*Problem statement:* Lines containing the word "沐浴在你的" should be extracted in full.

# Data lines start

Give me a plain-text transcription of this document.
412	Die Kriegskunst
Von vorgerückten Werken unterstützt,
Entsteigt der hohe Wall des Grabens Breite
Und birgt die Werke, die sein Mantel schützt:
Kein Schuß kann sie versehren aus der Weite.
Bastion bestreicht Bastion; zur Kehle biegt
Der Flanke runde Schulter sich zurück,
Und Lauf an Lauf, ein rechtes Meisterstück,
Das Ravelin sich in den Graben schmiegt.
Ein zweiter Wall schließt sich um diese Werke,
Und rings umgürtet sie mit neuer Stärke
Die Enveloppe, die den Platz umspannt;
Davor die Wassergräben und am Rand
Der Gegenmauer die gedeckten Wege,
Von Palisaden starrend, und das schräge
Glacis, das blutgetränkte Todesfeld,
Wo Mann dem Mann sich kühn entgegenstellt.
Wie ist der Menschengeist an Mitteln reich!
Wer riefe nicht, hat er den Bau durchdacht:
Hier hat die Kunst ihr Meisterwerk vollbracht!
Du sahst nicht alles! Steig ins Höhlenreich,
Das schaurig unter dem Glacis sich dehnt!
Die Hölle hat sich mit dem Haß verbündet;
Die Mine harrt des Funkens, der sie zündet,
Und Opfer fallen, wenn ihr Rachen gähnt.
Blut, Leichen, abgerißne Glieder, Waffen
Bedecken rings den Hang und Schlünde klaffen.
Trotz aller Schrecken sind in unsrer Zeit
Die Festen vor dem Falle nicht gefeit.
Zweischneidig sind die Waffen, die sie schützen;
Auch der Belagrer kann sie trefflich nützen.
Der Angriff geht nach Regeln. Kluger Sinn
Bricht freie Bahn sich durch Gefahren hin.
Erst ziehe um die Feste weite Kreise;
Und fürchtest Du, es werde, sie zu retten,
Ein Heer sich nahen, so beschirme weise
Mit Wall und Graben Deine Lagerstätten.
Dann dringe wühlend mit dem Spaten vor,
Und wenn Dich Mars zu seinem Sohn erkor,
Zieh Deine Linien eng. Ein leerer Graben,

# Data lines end
# Data lines start

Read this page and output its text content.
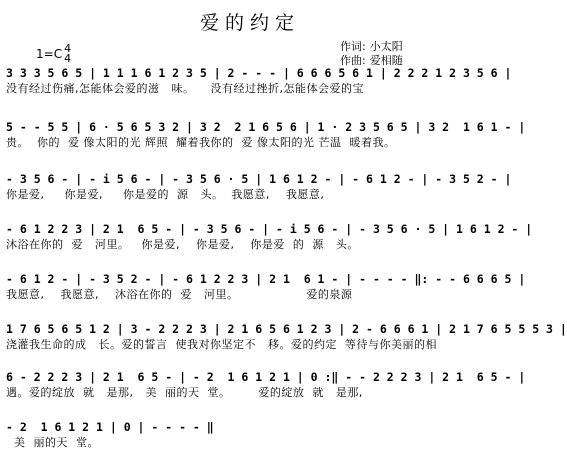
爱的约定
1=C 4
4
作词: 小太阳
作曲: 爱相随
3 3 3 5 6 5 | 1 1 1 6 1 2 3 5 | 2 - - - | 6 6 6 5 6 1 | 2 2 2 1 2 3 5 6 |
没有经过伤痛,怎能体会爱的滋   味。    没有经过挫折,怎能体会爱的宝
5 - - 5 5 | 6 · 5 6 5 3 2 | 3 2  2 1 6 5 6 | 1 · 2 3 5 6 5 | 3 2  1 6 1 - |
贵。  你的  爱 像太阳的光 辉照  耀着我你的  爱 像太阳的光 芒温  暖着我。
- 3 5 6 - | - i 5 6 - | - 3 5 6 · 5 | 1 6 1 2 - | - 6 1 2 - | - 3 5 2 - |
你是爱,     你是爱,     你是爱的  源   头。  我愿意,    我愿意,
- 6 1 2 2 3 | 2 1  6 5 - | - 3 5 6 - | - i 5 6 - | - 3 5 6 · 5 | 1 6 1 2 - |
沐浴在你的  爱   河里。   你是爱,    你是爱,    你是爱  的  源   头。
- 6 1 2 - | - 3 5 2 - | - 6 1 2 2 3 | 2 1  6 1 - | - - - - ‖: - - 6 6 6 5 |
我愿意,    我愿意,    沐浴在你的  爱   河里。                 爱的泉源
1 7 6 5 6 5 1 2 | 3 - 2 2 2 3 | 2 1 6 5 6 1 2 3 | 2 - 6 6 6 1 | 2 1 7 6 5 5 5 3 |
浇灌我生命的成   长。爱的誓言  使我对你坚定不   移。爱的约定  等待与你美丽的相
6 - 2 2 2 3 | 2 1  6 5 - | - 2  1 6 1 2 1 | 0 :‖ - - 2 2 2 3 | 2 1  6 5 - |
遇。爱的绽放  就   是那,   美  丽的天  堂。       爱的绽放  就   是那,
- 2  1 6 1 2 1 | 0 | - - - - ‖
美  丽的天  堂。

# Data lines end

*Result:*
沐浴在你的  爱   河里。   你是爱,    你是爱,    你是爱  的  源   头。
我愿意,    我愿意,    沐浴在你的  爱   河里。                 爱的泉源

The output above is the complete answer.